■ Given task: Filter the entries, keeping every line with the word "count".

■ Data rows:
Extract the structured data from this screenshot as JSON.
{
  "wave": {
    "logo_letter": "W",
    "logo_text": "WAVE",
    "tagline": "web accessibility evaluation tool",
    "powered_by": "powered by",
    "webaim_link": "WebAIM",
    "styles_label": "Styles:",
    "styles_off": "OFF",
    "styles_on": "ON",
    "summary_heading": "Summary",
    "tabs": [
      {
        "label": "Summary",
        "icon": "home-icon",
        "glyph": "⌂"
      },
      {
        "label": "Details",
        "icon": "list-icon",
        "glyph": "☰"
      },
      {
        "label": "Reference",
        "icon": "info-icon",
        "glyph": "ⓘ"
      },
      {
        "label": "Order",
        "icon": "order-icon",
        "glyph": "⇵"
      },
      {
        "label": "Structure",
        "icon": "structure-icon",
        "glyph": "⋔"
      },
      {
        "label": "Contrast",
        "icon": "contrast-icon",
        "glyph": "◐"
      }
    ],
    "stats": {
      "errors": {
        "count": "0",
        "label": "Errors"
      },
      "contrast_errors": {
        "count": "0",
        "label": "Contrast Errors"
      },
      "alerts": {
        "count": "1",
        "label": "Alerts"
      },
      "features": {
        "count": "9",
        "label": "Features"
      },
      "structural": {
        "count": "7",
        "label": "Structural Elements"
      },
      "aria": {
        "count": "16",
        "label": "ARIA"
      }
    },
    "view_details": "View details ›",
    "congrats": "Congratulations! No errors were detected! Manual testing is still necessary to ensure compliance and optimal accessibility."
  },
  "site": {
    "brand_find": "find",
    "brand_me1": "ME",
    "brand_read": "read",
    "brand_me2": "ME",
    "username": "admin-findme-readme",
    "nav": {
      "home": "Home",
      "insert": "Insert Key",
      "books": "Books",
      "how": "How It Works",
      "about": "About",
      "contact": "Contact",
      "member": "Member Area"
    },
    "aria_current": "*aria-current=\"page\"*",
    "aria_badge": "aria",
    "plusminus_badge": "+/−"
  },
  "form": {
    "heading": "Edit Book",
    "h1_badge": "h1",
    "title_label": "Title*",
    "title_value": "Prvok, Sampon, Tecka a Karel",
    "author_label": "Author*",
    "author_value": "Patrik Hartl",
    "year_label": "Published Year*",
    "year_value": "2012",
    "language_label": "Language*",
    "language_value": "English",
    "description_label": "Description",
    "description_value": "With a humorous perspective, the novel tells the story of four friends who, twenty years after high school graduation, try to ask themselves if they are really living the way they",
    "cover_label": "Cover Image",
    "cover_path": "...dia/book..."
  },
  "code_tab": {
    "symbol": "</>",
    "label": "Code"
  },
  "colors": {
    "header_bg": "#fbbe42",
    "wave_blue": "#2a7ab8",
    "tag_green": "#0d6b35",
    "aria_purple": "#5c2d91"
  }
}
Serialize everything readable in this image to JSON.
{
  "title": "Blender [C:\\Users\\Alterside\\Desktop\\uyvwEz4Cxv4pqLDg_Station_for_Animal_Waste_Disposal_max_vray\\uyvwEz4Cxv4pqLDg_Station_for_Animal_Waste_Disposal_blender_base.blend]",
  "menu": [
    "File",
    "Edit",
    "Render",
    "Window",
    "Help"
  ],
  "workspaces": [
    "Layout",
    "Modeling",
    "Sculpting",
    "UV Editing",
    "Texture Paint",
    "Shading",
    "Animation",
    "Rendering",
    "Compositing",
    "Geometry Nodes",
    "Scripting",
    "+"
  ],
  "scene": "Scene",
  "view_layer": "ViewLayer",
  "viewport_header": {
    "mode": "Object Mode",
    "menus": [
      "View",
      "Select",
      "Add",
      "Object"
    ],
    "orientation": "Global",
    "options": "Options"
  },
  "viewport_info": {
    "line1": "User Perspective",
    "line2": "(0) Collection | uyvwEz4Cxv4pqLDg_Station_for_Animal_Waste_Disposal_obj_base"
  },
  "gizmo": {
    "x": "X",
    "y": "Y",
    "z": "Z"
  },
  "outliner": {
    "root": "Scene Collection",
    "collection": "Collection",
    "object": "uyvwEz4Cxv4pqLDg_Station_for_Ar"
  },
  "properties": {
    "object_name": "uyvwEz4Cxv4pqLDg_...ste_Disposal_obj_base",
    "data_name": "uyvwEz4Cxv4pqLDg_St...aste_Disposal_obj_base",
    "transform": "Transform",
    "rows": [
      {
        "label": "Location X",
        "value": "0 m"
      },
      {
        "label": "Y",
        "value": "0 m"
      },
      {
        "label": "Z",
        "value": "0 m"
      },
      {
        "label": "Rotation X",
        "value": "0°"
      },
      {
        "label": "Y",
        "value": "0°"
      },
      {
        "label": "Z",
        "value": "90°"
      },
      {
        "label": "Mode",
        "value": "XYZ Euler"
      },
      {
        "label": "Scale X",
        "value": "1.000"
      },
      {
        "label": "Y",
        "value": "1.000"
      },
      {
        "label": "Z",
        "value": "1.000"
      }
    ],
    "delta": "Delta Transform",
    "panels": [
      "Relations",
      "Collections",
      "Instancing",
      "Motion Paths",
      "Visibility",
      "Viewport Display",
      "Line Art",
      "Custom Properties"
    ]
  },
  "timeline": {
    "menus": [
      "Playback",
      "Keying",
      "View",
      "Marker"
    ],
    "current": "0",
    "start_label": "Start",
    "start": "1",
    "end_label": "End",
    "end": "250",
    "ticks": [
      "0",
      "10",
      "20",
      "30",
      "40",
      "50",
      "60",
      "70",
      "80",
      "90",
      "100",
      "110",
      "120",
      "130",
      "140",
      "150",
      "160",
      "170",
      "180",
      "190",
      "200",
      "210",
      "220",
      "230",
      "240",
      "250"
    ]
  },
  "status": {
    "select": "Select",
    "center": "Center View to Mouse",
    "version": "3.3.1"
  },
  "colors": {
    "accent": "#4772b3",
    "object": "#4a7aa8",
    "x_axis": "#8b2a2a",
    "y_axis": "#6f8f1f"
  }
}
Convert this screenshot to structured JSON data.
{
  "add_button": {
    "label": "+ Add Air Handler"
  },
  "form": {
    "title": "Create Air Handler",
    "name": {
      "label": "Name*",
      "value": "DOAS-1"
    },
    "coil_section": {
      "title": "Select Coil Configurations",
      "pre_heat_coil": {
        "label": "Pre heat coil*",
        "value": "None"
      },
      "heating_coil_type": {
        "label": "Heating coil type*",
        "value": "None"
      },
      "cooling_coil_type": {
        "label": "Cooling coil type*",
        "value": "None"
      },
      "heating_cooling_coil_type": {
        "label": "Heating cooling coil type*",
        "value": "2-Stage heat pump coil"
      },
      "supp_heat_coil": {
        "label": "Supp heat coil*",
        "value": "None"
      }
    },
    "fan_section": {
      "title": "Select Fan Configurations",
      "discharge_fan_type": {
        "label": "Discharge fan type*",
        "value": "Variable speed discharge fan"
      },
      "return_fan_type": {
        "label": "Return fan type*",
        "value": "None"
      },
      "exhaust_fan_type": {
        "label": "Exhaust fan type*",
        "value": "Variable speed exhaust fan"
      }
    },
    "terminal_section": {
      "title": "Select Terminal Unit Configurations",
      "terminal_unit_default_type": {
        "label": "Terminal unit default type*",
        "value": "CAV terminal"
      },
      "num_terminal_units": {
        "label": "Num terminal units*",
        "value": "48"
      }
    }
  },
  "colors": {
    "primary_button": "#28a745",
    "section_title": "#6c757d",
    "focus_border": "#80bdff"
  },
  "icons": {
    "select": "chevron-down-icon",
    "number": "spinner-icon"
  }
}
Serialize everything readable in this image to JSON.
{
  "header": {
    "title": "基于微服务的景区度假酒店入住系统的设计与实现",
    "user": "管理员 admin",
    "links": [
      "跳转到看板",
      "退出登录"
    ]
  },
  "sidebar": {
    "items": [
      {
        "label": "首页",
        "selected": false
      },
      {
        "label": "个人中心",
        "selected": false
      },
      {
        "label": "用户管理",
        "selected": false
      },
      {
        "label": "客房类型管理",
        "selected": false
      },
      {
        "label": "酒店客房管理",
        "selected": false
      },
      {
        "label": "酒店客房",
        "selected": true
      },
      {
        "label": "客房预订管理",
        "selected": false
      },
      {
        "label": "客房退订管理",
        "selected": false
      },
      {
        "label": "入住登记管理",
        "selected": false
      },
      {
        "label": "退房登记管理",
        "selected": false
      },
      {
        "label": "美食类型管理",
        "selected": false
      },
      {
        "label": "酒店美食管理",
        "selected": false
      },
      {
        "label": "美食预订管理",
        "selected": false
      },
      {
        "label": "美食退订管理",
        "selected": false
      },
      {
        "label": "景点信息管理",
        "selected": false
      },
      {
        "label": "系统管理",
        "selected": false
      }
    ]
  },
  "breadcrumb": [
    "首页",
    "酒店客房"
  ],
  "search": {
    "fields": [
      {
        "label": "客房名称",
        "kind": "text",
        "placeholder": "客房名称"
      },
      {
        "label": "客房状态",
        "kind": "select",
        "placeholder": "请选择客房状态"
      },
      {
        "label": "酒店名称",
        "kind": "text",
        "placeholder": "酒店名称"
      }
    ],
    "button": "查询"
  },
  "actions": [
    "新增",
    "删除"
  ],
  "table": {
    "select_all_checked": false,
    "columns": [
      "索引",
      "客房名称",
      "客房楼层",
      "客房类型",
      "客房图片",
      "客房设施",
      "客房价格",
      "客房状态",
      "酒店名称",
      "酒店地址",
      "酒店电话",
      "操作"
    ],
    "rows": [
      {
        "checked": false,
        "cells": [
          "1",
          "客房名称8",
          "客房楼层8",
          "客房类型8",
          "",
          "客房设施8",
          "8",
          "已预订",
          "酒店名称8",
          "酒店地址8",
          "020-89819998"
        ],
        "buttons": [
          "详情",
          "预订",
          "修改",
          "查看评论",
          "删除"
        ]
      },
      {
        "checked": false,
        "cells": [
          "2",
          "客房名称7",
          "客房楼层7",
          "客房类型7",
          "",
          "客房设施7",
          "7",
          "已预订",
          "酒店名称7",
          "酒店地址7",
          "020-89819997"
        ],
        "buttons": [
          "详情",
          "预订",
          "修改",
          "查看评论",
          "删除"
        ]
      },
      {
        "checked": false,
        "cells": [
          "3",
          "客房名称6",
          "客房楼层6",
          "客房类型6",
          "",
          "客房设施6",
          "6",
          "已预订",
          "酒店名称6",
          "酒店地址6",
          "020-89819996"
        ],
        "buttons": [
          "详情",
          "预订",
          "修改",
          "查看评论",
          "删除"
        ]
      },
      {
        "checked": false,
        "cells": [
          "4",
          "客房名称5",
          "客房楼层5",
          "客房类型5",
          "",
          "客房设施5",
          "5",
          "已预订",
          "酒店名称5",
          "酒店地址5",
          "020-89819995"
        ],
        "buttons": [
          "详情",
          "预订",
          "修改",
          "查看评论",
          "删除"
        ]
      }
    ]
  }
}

■ The solution:
        "count": "0",
        "count": "0",
        "count": "1",
        "count": "9",
        "count": "7",
        "count": "16",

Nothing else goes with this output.